**Task statement:** Here are some records. Copy each one exactly.

— start Given information —

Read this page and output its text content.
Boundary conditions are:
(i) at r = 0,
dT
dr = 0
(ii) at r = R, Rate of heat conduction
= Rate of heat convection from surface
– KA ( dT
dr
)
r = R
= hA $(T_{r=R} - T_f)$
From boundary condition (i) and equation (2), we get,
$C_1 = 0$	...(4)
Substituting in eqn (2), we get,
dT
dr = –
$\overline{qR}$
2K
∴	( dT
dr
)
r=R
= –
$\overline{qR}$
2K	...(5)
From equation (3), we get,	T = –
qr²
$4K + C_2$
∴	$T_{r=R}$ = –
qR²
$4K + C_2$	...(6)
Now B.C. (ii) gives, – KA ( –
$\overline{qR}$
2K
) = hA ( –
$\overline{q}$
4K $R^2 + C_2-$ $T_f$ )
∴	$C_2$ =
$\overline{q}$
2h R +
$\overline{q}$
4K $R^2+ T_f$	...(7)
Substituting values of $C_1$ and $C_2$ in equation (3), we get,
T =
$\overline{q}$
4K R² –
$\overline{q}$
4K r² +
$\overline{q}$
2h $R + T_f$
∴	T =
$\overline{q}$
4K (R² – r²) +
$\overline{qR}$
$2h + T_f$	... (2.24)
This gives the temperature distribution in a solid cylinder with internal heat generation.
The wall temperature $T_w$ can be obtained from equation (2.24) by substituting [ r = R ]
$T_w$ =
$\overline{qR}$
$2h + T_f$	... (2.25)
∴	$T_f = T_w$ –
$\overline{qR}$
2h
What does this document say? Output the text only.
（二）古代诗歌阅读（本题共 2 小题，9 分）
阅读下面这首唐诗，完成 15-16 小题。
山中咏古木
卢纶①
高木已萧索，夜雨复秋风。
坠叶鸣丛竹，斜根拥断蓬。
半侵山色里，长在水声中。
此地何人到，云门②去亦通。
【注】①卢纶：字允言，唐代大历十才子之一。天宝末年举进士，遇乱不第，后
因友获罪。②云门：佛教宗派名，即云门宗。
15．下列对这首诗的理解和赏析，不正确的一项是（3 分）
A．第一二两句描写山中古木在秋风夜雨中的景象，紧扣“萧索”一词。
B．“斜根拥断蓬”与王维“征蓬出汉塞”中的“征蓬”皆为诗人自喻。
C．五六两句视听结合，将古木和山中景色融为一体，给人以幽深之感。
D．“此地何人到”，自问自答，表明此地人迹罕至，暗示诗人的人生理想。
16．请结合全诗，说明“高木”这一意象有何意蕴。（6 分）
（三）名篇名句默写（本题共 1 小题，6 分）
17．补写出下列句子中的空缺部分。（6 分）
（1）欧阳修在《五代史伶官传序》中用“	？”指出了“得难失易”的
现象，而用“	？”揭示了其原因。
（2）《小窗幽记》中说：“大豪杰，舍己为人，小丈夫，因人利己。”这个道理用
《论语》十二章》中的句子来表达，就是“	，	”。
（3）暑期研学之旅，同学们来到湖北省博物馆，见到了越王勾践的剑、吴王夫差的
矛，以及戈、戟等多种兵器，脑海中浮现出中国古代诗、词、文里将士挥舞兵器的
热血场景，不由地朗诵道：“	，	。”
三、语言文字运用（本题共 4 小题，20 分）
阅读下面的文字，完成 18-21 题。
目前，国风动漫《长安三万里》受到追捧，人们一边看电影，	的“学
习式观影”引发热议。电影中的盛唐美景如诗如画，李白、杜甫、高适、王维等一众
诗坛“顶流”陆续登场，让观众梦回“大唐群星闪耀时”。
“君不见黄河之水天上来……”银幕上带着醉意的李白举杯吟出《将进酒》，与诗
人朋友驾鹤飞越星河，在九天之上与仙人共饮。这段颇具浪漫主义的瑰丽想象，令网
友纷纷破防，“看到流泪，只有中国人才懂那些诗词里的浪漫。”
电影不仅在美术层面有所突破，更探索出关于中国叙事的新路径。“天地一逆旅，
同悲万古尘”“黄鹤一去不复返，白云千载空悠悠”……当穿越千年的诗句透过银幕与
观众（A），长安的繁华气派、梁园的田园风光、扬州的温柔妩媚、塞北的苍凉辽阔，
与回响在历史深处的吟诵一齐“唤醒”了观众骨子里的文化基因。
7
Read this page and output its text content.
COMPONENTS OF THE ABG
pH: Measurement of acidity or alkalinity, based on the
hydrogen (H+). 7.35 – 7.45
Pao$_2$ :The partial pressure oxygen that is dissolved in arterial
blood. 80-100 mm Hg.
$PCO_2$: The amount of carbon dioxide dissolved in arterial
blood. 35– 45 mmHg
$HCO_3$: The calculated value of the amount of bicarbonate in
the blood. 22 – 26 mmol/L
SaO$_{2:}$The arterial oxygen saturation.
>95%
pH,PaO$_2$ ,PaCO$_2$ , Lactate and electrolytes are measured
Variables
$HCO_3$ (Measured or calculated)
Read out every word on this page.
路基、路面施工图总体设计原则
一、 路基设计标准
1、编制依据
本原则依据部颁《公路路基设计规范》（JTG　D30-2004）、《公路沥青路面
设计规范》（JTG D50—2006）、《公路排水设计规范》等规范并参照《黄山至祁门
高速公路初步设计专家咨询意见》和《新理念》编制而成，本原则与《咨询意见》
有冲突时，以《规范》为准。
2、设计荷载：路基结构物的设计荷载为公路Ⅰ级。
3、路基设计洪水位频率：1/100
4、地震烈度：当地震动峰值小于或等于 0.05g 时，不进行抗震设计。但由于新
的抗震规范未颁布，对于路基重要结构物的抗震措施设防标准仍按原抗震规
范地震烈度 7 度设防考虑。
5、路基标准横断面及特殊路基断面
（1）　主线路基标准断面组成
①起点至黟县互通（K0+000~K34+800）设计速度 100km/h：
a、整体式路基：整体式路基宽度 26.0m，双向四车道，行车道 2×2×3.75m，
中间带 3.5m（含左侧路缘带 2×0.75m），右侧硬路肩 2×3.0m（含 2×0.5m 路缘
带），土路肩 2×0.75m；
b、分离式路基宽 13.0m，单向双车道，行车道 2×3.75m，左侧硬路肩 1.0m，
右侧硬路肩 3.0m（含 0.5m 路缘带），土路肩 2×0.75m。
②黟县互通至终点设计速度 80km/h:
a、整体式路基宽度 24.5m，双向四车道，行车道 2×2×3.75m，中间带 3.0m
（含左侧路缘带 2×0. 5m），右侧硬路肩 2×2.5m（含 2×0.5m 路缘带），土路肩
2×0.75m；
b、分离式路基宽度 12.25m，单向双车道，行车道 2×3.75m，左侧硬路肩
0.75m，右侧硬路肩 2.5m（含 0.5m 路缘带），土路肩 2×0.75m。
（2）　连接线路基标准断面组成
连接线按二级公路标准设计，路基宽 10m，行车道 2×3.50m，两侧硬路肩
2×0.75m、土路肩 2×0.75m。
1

— end Given information —

**Exercise output:**
Read this page and output its text content.
Boundary conditions are:
(i) at r = 0,
dT
dr = 0
(ii) at r = R, Rate of heat conduction
= Rate of heat convection from surface
– KA ( dT
dr
)
r = R
= hA $(T_{r=R} - T_f)$
From boundary condition (i) and equation (2), we get,
$C_1 = 0$	...(4)
Substituting in eqn (2), we get,
dT
dr = –
$\overline{qR}$
2K
∴	( dT
dr
)
r=R
= –
$\overline{qR}$
2K	...(5)
From equation (3), we get,	T = –
qr²
$4K + C_2$
∴	$T_{r=R}$ = –
qR²
$4K + C_2$	...(6)
Now B.C. (ii) gives, – KA ( –
$\overline{qR}$
2K
) = hA ( –
$\overline{q}$
4K $R^2 + C_2-$ $T_f$ )
∴	$C_2$ =
$\overline{q}$
2h R +
$\overline{q}$
4K $R^2+ T_f$	...(7)
Substituting values of $C_1$ and $C_2$ in equation (3), we get,
T =
$\overline{q}$
4K R² –
$\overline{q}$
4K r² +
$\overline{q}$
2h $R + T_f$
∴	T =
$\overline{q}$
4K (R² – r²) +
$\overline{qR}$
$2h + T_f$	... (2.24)
This gives the temperature distribution in a solid cylinder with internal heat generation.
The wall temperature $T_w$ can be obtained from equation (2.24) by substituting [ r = R ]
$T_w$ =
$\overline{qR}$
$2h + T_f$	... (2.25)
∴	$T_f = T_w$ –
$\overline{qR}$
2h
What does this document say? Output the text only.
（二）古代诗歌阅读（本题共 2 小题，9 分）
阅读下面这首唐诗，完成 15-16 小题。
山中咏古木
卢纶①
高木已萧索，夜雨复秋风。
坠叶鸣丛竹，斜根拥断蓬。
半侵山色里，长在水声中。
此地何人到，云门②去亦通。
【注】①卢纶：字允言，唐代大历十才子之一。天宝末年举进士，遇乱不第，后
因友获罪。②云门：佛教宗派名，即云门宗。
15．下列对这首诗的理解和赏析，不正确的一项是（3 分）
A．第一二两句描写山中古木在秋风夜雨中的景象，紧扣“萧索”一词。
B．“斜根拥断蓬”与王维“征蓬出汉塞”中的“征蓬”皆为诗人自喻。
C．五六两句视听结合，将古木和山中景色融为一体，给人以幽深之感。
D．“此地何人到”，自问自答，表明此地人迹罕至，暗示诗人的人生理想。
16．请结合全诗，说明“高木”这一意象有何意蕴。（6 分）
（三）名篇名句默写（本题共 1 小题，6 分）
17．补写出下列句子中的空缺部分。（6 分）
（1）欧阳修在《五代史伶官传序》中用“	？”指出了“得难失易”的
现象，而用“	？”揭示了其原因。
（2）《小窗幽记》中说：“大豪杰，舍己为人，小丈夫，因人利己。”这个道理用
《论语》十二章》中的句子来表达，就是“	，	”。
（3）暑期研学之旅，同学们来到湖北省博物馆，见到了越王勾践的剑、吴王夫差的
矛，以及戈、戟等多种兵器，脑海中浮现出中国古代诗、词、文里将士挥舞兵器的
热血场景，不由地朗诵道：“	，	。”
三、语言文字运用（本题共 4 小题，20 分）
阅读下面的文字，完成 18-21 题。
目前，国风动漫《长安三万里》受到追捧，人们一边看电影，	的“学
习式观影”引发热议。电影中的盛唐美景如诗如画，李白、杜甫、高适、王维等一众
诗坛“顶流”陆续登场，让观众梦回“大唐群星闪耀时”。
“君不见黄河之水天上来……”银幕上带着醉意的李白举杯吟出《将进酒》，与诗
人朋友驾鹤飞越星河，在九天之上与仙人共饮。这段颇具浪漫主义的瑰丽想象，令网
友纷纷破防，“看到流泪，只有中国人才懂那些诗词里的浪漫。”
电影不仅在美术层面有所突破，更探索出关于中国叙事的新路径。“天地一逆旅，
同悲万古尘”“黄鹤一去不复返，白云千载空悠悠”……当穿越千年的诗句透过银幕与
观众（A），长安的繁华气派、梁园的田园风光、扬州的温柔妩媚、塞北的苍凉辽阔，
与回响在历史深处的吟诵一齐“唤醒”了观众骨子里的文化基因。
7
Read this page and output its text content.
COMPONENTS OF THE ABG
pH: Measurement of acidity or alkalinity, based on the
hydrogen (H+). 7.35 – 7.45
Pao$_2$ :The partial pressure oxygen that is dissolved in arterial
blood. 80-100 mm Hg.
$PCO_2$: The amount of carbon dioxide dissolved in arterial
blood. 35– 45 mmHg
$HCO_3$: The calculated value of the amount of bicarbonate in
the blood. 22 – 26 mmol/L
SaO$_{2:}$The arterial oxygen saturation.
>95%
pH,PaO$_2$ ,PaCO$_2$ , Lactate and electrolytes are measured
Variables
$HCO_3$ (Measured or calculated)
Read out every word on this page.
路基、路面施工图总体设计原则
一、 路基设计标准
1、编制依据
本原则依据部颁《公路路基设计规范》（JTG　D30-2004）、《公路沥青路面
设计规范》（JTG D50—2006）、《公路排水设计规范》等规范并参照《黄山至祁门
高速公路初步设计专家咨询意见》和《新理念》编制而成，本原则与《咨询意见》
有冲突时，以《规范》为准。
2、设计荷载：路基结构物的设计荷载为公路Ⅰ级。
3、路基设计洪水位频率：1/100
4、地震烈度：当地震动峰值小于或等于 0.05g 时，不进行抗震设计。但由于新
的抗震规范未颁布，对于路基重要结构物的抗震措施设防标准仍按原抗震规
范地震烈度 7 度设防考虑。
5、路基标准横断面及特殊路基断面
（1）　主线路基标准断面组成
①起点至黟县互通（K0+000~K34+800）设计速度 100km/h：
a、整体式路基：整体式路基宽度 26.0m，双向四车道，行车道 2×2×3.75m，
中间带 3.5m（含左侧路缘带 2×0.75m），右侧硬路肩 2×3.0m（含 2×0.5m 路缘
带），土路肩 2×0.75m；
b、分离式路基宽 13.0m，单向双车道，行车道 2×3.75m，左侧硬路肩 1.0m，
右侧硬路肩 3.0m（含 0.5m 路缘带），土路肩 2×0.75m。
②黟县互通至终点设计速度 80km/h:
a、整体式路基宽度 24.5m，双向四车道，行车道 2×2×3.75m，中间带 3.0m
（含左侧路缘带 2×0. 5m），右侧硬路肩 2×2.5m（含 2×0.5m 路缘带），土路肩
2×0.75m；
b、分离式路基宽度 12.25m，单向双车道，行车道 2×3.75m，左侧硬路肩
0.75m，右侧硬路肩 2.5m（含 0.5m 路缘带），土路肩 2×0.75m。
（2）　连接线路基标准断面组成
连接线按二级公路标准设计，路基宽 10m，行车道 2×3.50m，两侧硬路肩
2×0.75m、土路肩 2×0.75m。
1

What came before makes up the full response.